--- Dataset ---

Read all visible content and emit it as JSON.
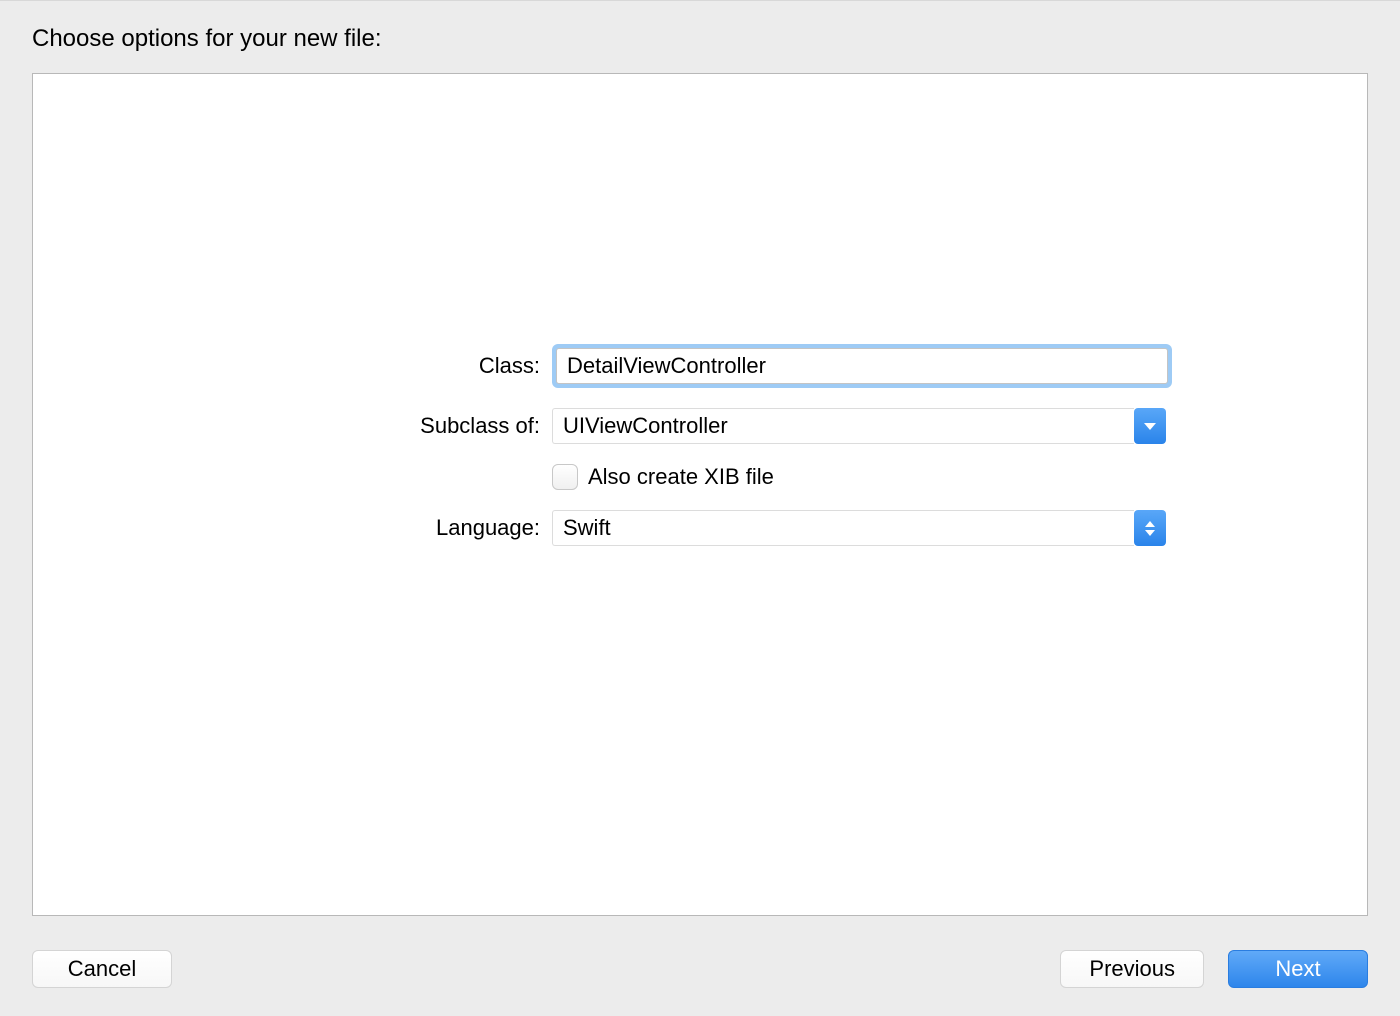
{
  "title": "Choose options for your new file:",
  "form": {
    "class_label": "Class:",
    "class_value": "DetailViewController",
    "subclass_label": "Subclass of:",
    "subclass_value": "UIViewController",
    "xib_label": "Also create XIB file",
    "language_label": "Language:",
    "language_value": "Swift"
  },
  "buttons": {
    "cancel": "Cancel",
    "previous": "Previous",
    "next": "Next"
  }
}
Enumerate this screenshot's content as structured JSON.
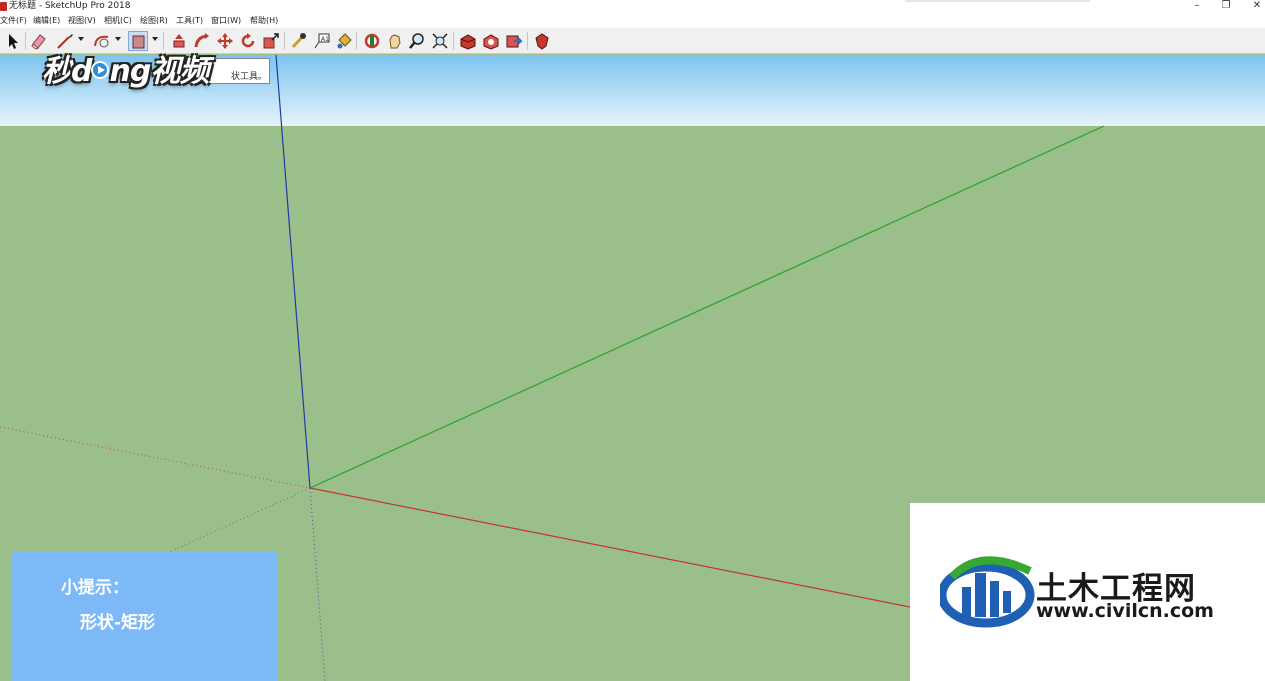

---

* _What the task asks_
Quote every entry exactly, with the pictures omitted.

* _Result of this exercise_
Read all visible content and emit it as JSON.
{
  "title": "Choose options for your new file:",
  "form": {
    "class_label": "Class:",
    "class_value": "DetailViewController",
    "subclass_label": "Subclass of:",
    "subclass_value": "UIViewController",
    "xib_label": "Also create XIB file",
    "language_label": "Language:",
    "language_value": "Swift"
  },
  "buttons": {
    "cancel": "Cancel",
    "previous": "Previous",
    "next": "Next"
  }
}
Enumerate this screenshot's content as structured JSON.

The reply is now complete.